### Task brief
Find the lines of data that contain the string "zoom", then list them.

--- Source material ---

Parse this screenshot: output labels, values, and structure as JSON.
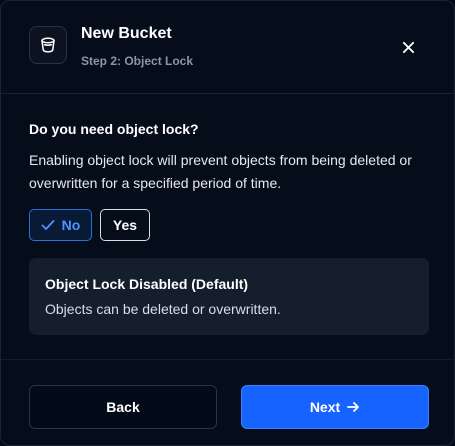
{
  "dialog": {
    "title": "New Bucket",
    "step": "Step 2: Object Lock",
    "icons": {
      "bucket": "bucket-icon",
      "close": "close-icon"
    }
  },
  "object_lock": {
    "question": "Do you need object lock?",
    "description": "Enabling object lock will prevent objects from being deleted or overwritten for a specified period of time.",
    "options": [
      {
        "label": "No",
        "selected": true,
        "icon": "check-icon"
      },
      {
        "label": "Yes",
        "selected": false
      }
    ],
    "info": {
      "title": "Object Lock Disabled (Default)",
      "text": "Objects can be deleted or overwritten."
    }
  },
  "footer": {
    "back_label": "Back",
    "next_label": "Next",
    "next_icon": "arrow-right-icon"
  },
  "colors": {
    "background": "#050c1a",
    "accent": "#1763ff",
    "selected_text": "#4d94ff",
    "info_box": "#151e2d"
  }
}
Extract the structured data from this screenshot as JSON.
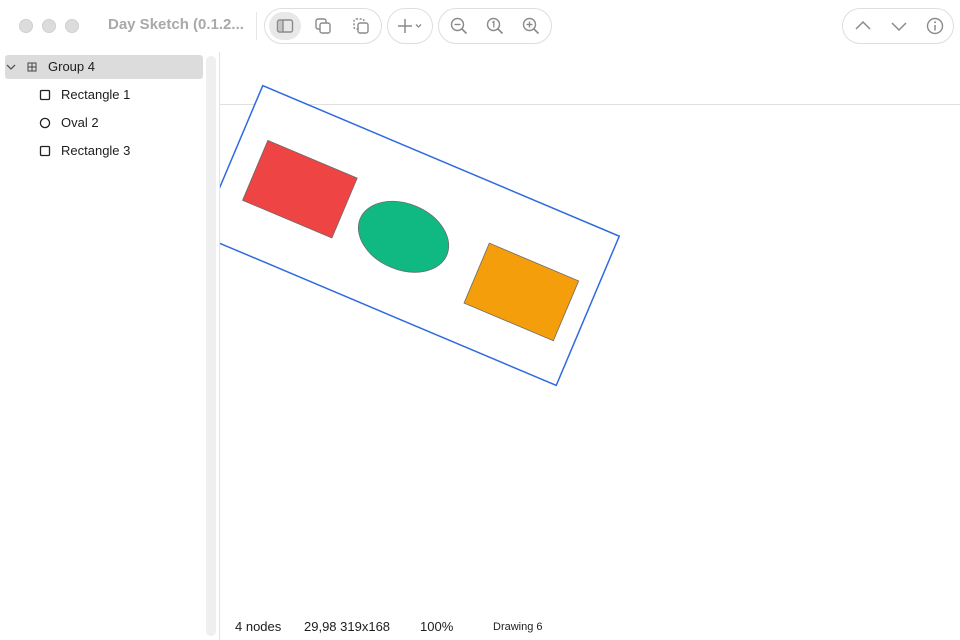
{
  "window": {
    "title": "Day Sketch (0.1.2..."
  },
  "toolbar": {
    "buttons": [
      {
        "name": "toggle-sidebar",
        "icon": "sidebar-icon",
        "active": true
      },
      {
        "name": "duplicate",
        "icon": "duplicate-icon",
        "active": false
      },
      {
        "name": "copy-style",
        "icon": "copy-style-icon",
        "active": false
      },
      {
        "name": "add-shape",
        "icon": "plus-icon",
        "active": false
      },
      {
        "name": "zoom-out",
        "icon": "zoom-out-icon",
        "active": false
      },
      {
        "name": "zoom-actual",
        "icon": "zoom-actual-icon",
        "active": false
      },
      {
        "name": "zoom-in",
        "icon": "zoom-in-icon",
        "active": false
      },
      {
        "name": "previous",
        "icon": "chevron-up-icon",
        "active": false
      },
      {
        "name": "next",
        "icon": "chevron-down-icon",
        "active": false
      },
      {
        "name": "info",
        "icon": "info-icon",
        "active": false
      }
    ]
  },
  "sidebar": {
    "items": [
      {
        "label": "Group 4",
        "icon": "group-icon",
        "expanded": true,
        "selected": true,
        "level": 0
      },
      {
        "label": "Rectangle 1",
        "icon": "rectangle-icon",
        "selected": false,
        "level": 1
      },
      {
        "label": "Oval 2",
        "icon": "oval-icon",
        "selected": false,
        "level": 1
      },
      {
        "label": "Rectangle 3",
        "icon": "rectangle-icon",
        "selected": false,
        "level": 1
      }
    ]
  },
  "canvas": {
    "shapes": [
      {
        "name": "Rectangle 1",
        "kind": "rectangle",
        "fill": "#ef4444"
      },
      {
        "name": "Oval 2",
        "kind": "oval",
        "fill": "#10b981"
      },
      {
        "name": "Rectangle 3",
        "kind": "rectangle",
        "fill": "#f59e0b"
      }
    ],
    "selection_color": "#2f6ae0",
    "stroke_color": "#6b6b6b"
  },
  "status": {
    "nodes": "4 nodes",
    "geometry": "29,98 319x168",
    "zoom": "100%",
    "document": "Drawing 6"
  }
}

---

### The result
        "name": "zoom-out",
        "icon": "zoom-out-icon",
        "name": "zoom-actual",
        "icon": "zoom-actual-icon",
        "name": "zoom-in",
        "icon": "zoom-in-icon",
    "zoom": "100%",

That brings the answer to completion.